*WHAT TO WORK ON*
Reproduce the data starting with the line with "data-point-dpas <box>1032 602 1055 625</box>" and going on through the line with "legend-marker-os <box>1048 134 1066 163</box>", both included, with every "y-tick-label" changed to "y-axis-label" and nothing else altered.

*DATA SHOWN*
+===+

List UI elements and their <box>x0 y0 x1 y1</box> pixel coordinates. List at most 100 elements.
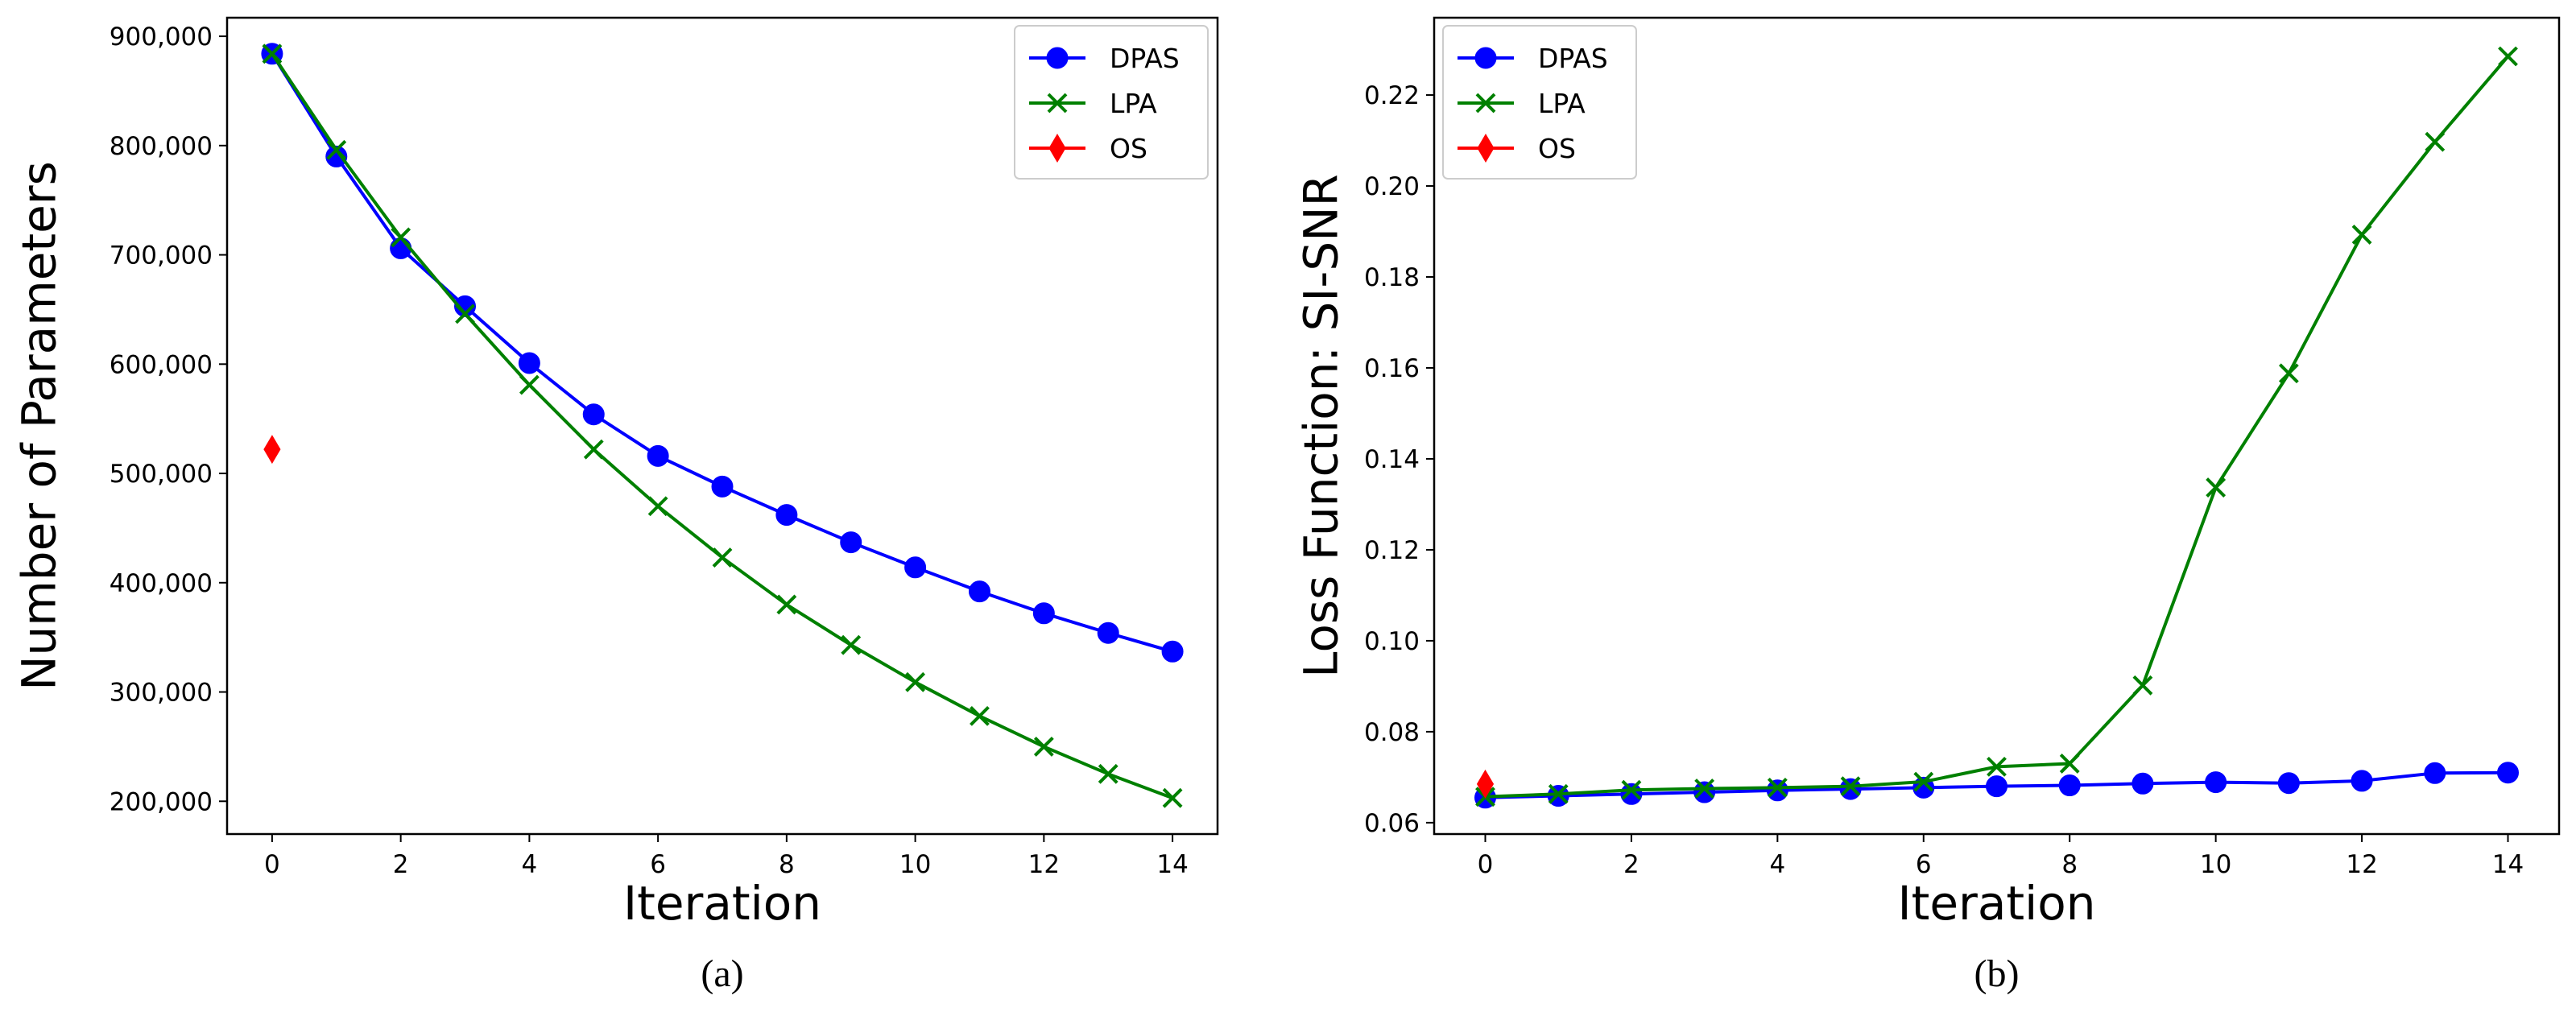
data-point-dpas <box>1032 602 1055 625</box>
data-point-dpas <box>2497 762 2519 784</box>
x-tick-label: 0 <box>264 850 280 879</box>
data-point-dpas <box>1986 775 2007 798</box>
x-tick-label: 14 <box>1156 850 1188 879</box>
y-tick-label: 0.16 <box>1364 354 1420 383</box>
legend-entry-lpa: LPA <box>1029 88 1157 119</box>
y-tick-label: 500,000 <box>110 460 213 489</box>
data-point-dpas <box>840 531 862 554</box>
data-point-dpas <box>2424 762 2446 784</box>
data-point-lpa <box>1987 756 2007 777</box>
data-point-lpa <box>1033 736 1054 757</box>
data-point-lpa <box>970 705 990 726</box>
data-point-lpa <box>519 374 540 395</box>
data-point-dpas <box>968 580 990 603</box>
y-tick-label: 0.12 <box>1364 536 1420 565</box>
x-tick-label: 6 <box>650 850 666 879</box>
series-os <box>1476 769 1495 799</box>
legend-label: LPA <box>1538 88 1586 119</box>
x-axis-title: Iteration <box>623 876 821 931</box>
data-point-lpa <box>905 671 926 692</box>
legend-marker-os <box>1048 134 1066 163</box>
legend-entry-os: OS <box>1458 133 1576 164</box>
chart-panel-0: 0 2 4 6 8 10 12 14 200,000 300,000 400,000 500,000 6… <box>11 16 1219 995</box>
data-point-lpa <box>2425 131 2446 152</box>
data-point-lpa <box>2498 46 2518 67</box>
x-tick-label: 0 <box>1478 850 1494 879</box>
legend-label: DPAS <box>1538 43 1608 74</box>
data-point-lpa <box>1913 771 1934 792</box>
y-axis-title: Number of Parameters <box>11 161 66 691</box>
data-point-dpas <box>1766 779 1788 802</box>
data-point-dpas <box>2058 774 2081 797</box>
data-point-lpa <box>1548 783 1569 804</box>
x-tick-label: 10 <box>899 850 931 879</box>
data-point-lpa <box>1840 776 1861 797</box>
legend: DPAS LPA OS <box>1014 25 1209 180</box>
legend-entry-os: OS <box>1029 133 1147 164</box>
y-tick-label: 200,000 <box>110 787 213 816</box>
x-tick-label: 10 <box>2200 850 2231 879</box>
data-point-lpa <box>326 139 347 160</box>
series-os <box>263 435 281 465</box>
data-point-lpa <box>2278 363 2299 384</box>
data-point-lpa <box>391 227 411 248</box>
y-tick-label: 900,000 <box>110 23 213 52</box>
data-point-lpa <box>262 43 283 64</box>
x-tick-label: 4 <box>522 850 538 879</box>
x-tick-label: 2 <box>393 850 409 879</box>
x-tick-label: 6 <box>1916 850 1932 879</box>
legend-entry-dpas: DPAS <box>1458 43 1608 74</box>
chart-panel-1: 0 2 4 6 8 10 12 14 0.06 0.08 0.10 0.12 0.14 0.16 0.18 0… <box>1293 16 2561 995</box>
y-tick-label: 0.14 <box>1364 445 1420 474</box>
x-tick-label: 8 <box>779 850 795 879</box>
data-point-lpa <box>1621 779 1642 800</box>
y-tick-label: 0.10 <box>1364 627 1420 656</box>
legend-marker-dpas <box>1046 47 1069 69</box>
y-tick-label: 400,000 <box>110 569 213 598</box>
x-axis-title: Iteration <box>1897 876 2095 931</box>
data-point-dpas <box>1161 640 1184 663</box>
plot-frame <box>1433 16 2561 836</box>
data-point-dpas <box>904 556 927 579</box>
data-point-dpas <box>2132 772 2154 795</box>
data-point-lpa <box>776 594 797 615</box>
data-point-dpas <box>2205 771 2227 794</box>
y-tick-label: 300,000 <box>110 679 213 708</box>
x-tick-label: 4 <box>1769 850 1785 879</box>
y-tick-label: 0.20 <box>1364 172 1420 201</box>
x-tick-label: 12 <box>2346 850 2377 879</box>
y-tick-label: 700,000 <box>110 242 213 271</box>
y-tick-label: 0.22 <box>1364 81 1420 110</box>
y-tick-label: 0.18 <box>1364 263 1420 292</box>
series-lpa <box>262 43 1183 808</box>
data-point-lpa <box>1098 763 1118 784</box>
data-point-lpa <box>2351 225 2372 245</box>
legend-entry-lpa: LPA <box>1458 88 1586 119</box>
y-axis-title: Loss Function: SI-SNR <box>1293 174 1348 678</box>
data-point-lpa <box>1767 777 1788 798</box>
data-point-os <box>1476 769 1495 799</box>
series-line-lpa <box>1485 55 2510 799</box>
data-point-dpas <box>1839 778 1862 800</box>
series-dpas <box>1474 762 2519 809</box>
data-point-dpas <box>454 295 477 317</box>
data-point-dpas <box>647 444 669 467</box>
data-point-lpa <box>583 439 604 460</box>
data-point-lpa <box>647 496 668 517</box>
legend-marker-lpa <box>1475 93 1496 114</box>
y-tick-label: 600,000 <box>110 350 213 379</box>
legend: DPAS LPA OS <box>1442 25 1637 180</box>
legend-entry-dpas: DPAS <box>1029 43 1180 74</box>
y-tick-label: 800,000 <box>110 132 213 161</box>
data-point-dpas <box>775 504 798 527</box>
x-tick-label: 12 <box>1028 850 1060 879</box>
data-point-dpas <box>518 352 540 374</box>
x-tick-label: 8 <box>2061 850 2078 879</box>
x-tick-label: 2 <box>1623 850 1639 879</box>
legend-marker-lpa <box>1047 93 1068 114</box>
data-point-dpas <box>325 145 348 167</box>
data-point-dpas <box>1097 622 1119 644</box>
plot-frame <box>225 16 1219 836</box>
legend-label: LPA <box>1110 88 1157 119</box>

+===+

*RESULT FOR THIS EXERCISE*
data-point-dpas <box>1032 602 1055 625</box>
data-point-dpas <box>2497 762 2519 784</box>
x-tick-label: 0 <box>264 850 280 879</box>
data-point-dpas <box>1986 775 2007 798</box>
x-tick-label: 14 <box>1156 850 1188 879</box>
y-axis-label: 0.16 <box>1364 354 1420 383</box>
legend-entry-lpa: LPA <box>1029 88 1157 119</box>
y-axis-label: 500,000 <box>110 460 213 489</box>
data-point-dpas <box>840 531 862 554</box>
data-point-dpas <box>2424 762 2446 784</box>
data-point-lpa <box>1987 756 2007 777</box>
data-point-lpa <box>1033 736 1054 757</box>
data-point-lpa <box>970 705 990 726</box>
data-point-lpa <box>519 374 540 395</box>
data-point-dpas <box>968 580 990 603</box>
y-axis-label: 0.12 <box>1364 536 1420 565</box>
x-tick-label: 6 <box>650 850 666 879</box>
series-os <box>1476 769 1495 799</box>
legend-label: LPA <box>1538 88 1586 119</box>
x-axis-title: Iteration <box>623 876 821 931</box>
data-point-lpa <box>905 671 926 692</box>
legend-marker-os <box>1048 134 1066 163</box>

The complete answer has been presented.